--- BEGIN EXERCISE MATERIALS ---

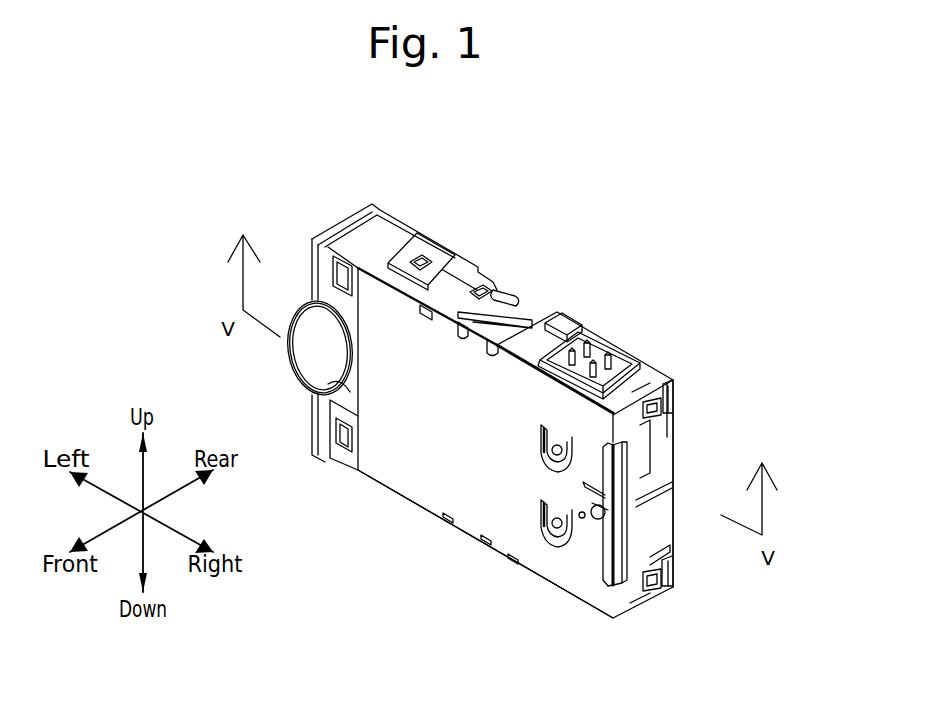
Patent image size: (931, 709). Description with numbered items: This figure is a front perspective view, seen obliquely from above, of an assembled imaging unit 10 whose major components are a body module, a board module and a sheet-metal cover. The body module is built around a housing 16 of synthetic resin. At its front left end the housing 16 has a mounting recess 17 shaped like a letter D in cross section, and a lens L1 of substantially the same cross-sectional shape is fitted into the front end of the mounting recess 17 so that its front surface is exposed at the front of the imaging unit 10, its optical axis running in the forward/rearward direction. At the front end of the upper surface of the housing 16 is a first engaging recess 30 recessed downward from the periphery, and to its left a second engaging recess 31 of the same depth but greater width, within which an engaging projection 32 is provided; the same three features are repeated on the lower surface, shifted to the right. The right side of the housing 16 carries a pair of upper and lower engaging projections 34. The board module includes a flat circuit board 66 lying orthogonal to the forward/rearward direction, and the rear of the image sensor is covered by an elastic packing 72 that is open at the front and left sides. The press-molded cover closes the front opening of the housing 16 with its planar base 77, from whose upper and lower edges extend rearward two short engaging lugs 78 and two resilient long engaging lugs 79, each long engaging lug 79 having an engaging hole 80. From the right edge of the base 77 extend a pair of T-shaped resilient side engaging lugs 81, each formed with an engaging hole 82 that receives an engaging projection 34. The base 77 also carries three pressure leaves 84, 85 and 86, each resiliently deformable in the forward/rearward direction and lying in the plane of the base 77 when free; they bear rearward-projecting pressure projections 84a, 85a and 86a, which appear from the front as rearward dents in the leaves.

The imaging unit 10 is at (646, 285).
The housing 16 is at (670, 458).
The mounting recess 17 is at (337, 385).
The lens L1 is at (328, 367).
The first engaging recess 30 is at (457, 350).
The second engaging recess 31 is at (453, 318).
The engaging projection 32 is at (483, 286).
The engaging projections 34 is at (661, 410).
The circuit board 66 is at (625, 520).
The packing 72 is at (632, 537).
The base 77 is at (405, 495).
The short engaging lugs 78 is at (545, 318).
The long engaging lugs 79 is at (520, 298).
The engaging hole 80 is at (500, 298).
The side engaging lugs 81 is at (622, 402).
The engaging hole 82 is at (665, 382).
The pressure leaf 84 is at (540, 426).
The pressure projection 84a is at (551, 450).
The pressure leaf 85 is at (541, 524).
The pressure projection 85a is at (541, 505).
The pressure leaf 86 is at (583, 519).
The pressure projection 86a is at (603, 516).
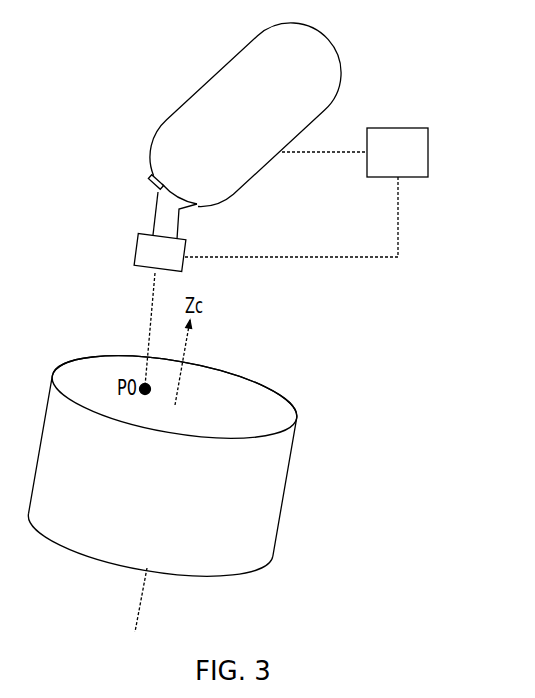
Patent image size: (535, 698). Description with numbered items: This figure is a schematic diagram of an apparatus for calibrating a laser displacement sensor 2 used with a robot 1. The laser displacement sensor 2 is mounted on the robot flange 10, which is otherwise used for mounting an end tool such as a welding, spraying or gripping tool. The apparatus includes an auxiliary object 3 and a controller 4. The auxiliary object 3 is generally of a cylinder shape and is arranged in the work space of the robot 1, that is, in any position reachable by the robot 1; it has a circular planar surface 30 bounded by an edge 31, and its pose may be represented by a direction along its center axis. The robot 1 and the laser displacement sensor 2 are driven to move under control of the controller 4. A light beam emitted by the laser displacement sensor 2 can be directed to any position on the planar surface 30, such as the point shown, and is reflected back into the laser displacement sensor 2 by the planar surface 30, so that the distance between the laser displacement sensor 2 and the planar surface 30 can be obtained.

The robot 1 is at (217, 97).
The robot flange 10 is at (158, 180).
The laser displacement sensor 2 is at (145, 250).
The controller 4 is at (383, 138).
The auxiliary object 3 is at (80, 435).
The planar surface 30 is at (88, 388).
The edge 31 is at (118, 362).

--- END EXERCISE MATERIALS ---

### PROBLEM REQUIREMENTS
Reproduce every row above with "Patent image size" replaced by "Figure dimensions" and all other text left unchanged, omitting the pictures.

### WRITTEN ANSWER
Figure dimensions: (931, 709). Description with numbered items: This figure is a front perspective view, seen obliquely from above, of an assembled imaging unit 10 whose major components are a body module, a board module and a sheet-metal cover. The body module is built around a housing 16 of synthetic resin. At its front left end the housing 16 has a mounting recess 17 shaped like a letter D in cross section, and a lens L1 of substantially the same cross-sectional shape is fitted into the front end of the mounting recess 17 so that its front surface is exposed at the front of the imaging unit 10, its optical axis running in the forward/rearward direction. At the front end of the upper surface of the housing 16 is a first engaging recess 30 recessed downward from the periphery, and to its left a second engaging recess 31 of the same depth but greater width, within which an engaging projection 32 is provided; the same three features are repeated on the lower surface, shifted to the right. The right side of the housing 16 carries a pair of upper and lower engaging projections 34. The board module includes a flat circuit board 66 lying orthogonal to the forward/rearward direction, and the rear of the image sensor is covered by an elastic packing 72 that is open at the front and left sides. The press-molded cover closes the front opening of the housing 16 with its planar base 77, from whose upper and lower edges extend rearward two short engaging lugs 78 and two resilient long engaging lugs 79, each long engaging lug 79 having an engaging hole 80. From the right edge of the base 77 extend a pair of T-shaped resilient side engaging lugs 81, each formed with an engaging hole 82 that receives an engaging projection 34. The base 77 also carries three pressure leaves 84, 85 and 86, each resiliently deformable in the forward/rearward direction and lying in the plane of the base 77 when free; they bear rearward-projecting pressure projections 84a, 85a and 86a, which appear from the front as rearward dents in the leaves.

The imaging unit 10 is at (646, 285).
The housing 16 is at (670, 458).
The mounting recess 17 is at (337, 385).
The lens L1 is at (328, 367).
The first engaging recess 30 is at (457, 350).
The second engaging recess 31 is at (453, 318).
The engaging projection 32 is at (483, 286).
The engaging projections 34 is at (661, 410).
The circuit board 66 is at (625, 520).
The packing 72 is at (632, 537).
The base 77 is at (405, 495).
The short engaging lugs 78 is at (545, 318).
The long engaging lugs 79 is at (520, 298).
The engaging hole 80 is at (500, 298).
The side engaging lugs 81 is at (622, 402).
The engaging hole 82 is at (665, 382).
The pressure leaf 84 is at (540, 426).
The pressure projection 84a is at (551, 450).
The pressure leaf 85 is at (541, 524).
The pressure projection 85a is at (541, 505).
The pressure leaf 86 is at (583, 519).
The pressure projection 86a is at (603, 516).
Figure dimensions: (535, 698). Description with numbered items: This figure is a schematic diagram of an apparatus for calibrating a laser displacement sensor 2 used with a robot 1. The laser displacement sensor 2 is mounted on the robot flange 10, which is otherwise used for mounting an end tool such as a welding, spraying or gripping tool. The apparatus includes an auxiliary object 3 and a controller 4. The auxiliary object 3 is generally of a cylinder shape and is arranged in the work space of the robot 1, that is, in any position reachable by the robot 1; it has a circular planar surface 30 bounded by an edge 31, and its pose may be represented by a direction along its center axis. The robot 1 and the laser displacement sensor 2 are driven to move under control of the controller 4. A light beam emitted by the laser displacement sensor 2 can be directed to any position on the planar surface 30, such as the point shown, and is reflected back into the laser displacement sensor 2 by the planar surface 30, so that the distance between the laser displacement sensor 2 and the planar surface 30 can be obtained.

The robot 1 is at (217, 97).
The robot flange 10 is at (158, 180).
The laser displacement sensor 2 is at (145, 250).
The controller 4 is at (383, 138).
The auxiliary object 3 is at (80, 435).
The planar surface 30 is at (88, 388).
The edge 31 is at (118, 362).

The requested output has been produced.